#### [SHORT EXERCISE]
Copy out every record precisely.

[Begin PROVIDED INFORMATION]

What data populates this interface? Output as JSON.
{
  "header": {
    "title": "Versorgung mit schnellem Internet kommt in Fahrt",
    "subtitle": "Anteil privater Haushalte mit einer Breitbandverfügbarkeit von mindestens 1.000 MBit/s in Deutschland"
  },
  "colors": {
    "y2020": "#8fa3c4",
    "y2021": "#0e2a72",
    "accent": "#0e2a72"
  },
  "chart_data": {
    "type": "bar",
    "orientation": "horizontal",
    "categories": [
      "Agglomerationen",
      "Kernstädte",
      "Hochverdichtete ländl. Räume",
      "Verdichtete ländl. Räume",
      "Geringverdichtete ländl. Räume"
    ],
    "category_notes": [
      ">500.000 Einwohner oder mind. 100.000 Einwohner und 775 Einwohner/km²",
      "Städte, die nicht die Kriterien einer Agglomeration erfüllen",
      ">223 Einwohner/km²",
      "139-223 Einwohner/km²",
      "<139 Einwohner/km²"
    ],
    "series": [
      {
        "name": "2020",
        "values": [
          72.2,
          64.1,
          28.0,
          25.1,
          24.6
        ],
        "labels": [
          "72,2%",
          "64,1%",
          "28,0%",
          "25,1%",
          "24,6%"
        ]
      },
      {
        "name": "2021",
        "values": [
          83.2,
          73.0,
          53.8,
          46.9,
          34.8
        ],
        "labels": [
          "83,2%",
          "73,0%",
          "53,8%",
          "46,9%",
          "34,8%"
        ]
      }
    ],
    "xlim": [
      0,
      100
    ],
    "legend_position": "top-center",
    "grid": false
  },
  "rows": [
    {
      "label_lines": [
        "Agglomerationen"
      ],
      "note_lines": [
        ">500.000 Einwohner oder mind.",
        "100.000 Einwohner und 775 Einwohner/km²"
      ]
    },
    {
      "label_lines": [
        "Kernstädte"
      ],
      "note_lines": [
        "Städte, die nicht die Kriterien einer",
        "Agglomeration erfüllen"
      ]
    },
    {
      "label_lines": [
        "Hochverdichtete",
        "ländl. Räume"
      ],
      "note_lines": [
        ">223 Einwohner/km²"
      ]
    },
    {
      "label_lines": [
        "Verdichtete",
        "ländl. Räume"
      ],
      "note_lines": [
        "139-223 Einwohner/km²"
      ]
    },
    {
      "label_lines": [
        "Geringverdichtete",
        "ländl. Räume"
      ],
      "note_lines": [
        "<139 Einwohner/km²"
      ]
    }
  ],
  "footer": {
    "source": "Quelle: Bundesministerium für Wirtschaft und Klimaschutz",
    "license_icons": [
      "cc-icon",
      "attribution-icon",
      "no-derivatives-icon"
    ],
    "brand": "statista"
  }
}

[End PROVIDED INFORMATION]

#### [EXERCISE RESULT]
What data populates this interface? Output as JSON.
{
  "header": {
    "title": "Versorgung mit schnellem Internet kommt in Fahrt",
    "subtitle": "Anteil privater Haushalte mit einer Breitbandverfügbarkeit von mindestens 1.000 MBit/s in Deutschland"
  },
  "colors": {
    "y2020": "#8fa3c4",
    "y2021": "#0e2a72",
    "accent": "#0e2a72"
  },
  "chart_data": {
    "type": "bar",
    "orientation": "horizontal",
    "categories": [
      "Agglomerationen",
      "Kernstädte",
      "Hochverdichtete ländl. Räume",
      "Verdichtete ländl. Räume",
      "Geringverdichtete ländl. Räume"
    ],
    "category_notes": [
      ">500.000 Einwohner oder mind. 100.000 Einwohner und 775 Einwohner/km²",
      "Städte, die nicht die Kriterien einer Agglomeration erfüllen",
      ">223 Einwohner/km²",
      "139-223 Einwohner/km²",
      "<139 Einwohner/km²"
    ],
    "series": [
      {
        "name": "2020",
        "values": [
          72.2,
          64.1,
          28.0,
          25.1,
          24.6
        ],
        "labels": [
          "72,2%",
          "64,1%",
          "28,0%",
          "25,1%",
          "24,6%"
        ]
      },
      {
        "name": "2021",
        "values": [
          83.2,
          73.0,
          53.8,
          46.9,
          34.8
        ],
        "labels": [
          "83,2%",
          "73,0%",
          "53,8%",
          "46,9%",
          "34,8%"
        ]
      }
    ],
    "xlim": [
      0,
      100
    ],
    "legend_position": "top-center",
    "grid": false
  },
  "rows": [
    {
      "label_lines": [
        "Agglomerationen"
      ],
      "note_lines": [
        ">500.000 Einwohner oder mind.",
        "100.000 Einwohner und 775 Einwohner/km²"
      ]
    },
    {
      "label_lines": [
        "Kernstädte"
      ],
      "note_lines": [
        "Städte, die nicht die Kriterien einer",
        "Agglomeration erfüllen"
      ]
    },
    {
      "label_lines": [
        "Hochverdichtete",
        "ländl. Räume"
      ],
      "note_lines": [
        ">223 Einwohner/km²"
      ]
    },
    {
      "label_lines": [
        "Verdichtete",
        "ländl. Räume"
      ],
      "note_lines": [
        "139-223 Einwohner/km²"
      ]
    },
    {
      "label_lines": [
        "Geringverdichtete",
        "ländl. Räume"
      ],
      "note_lines": [
        "<139 Einwohner/km²"
      ]
    }
  ],
  "footer": {
    "source": "Quelle: Bundesministerium für Wirtschaft und Klimaschutz",
    "license_icons": [
      "cc-icon",
      "attribution-icon",
      "no-derivatives-icon"
    ],
    "brand": "statista"
  }
}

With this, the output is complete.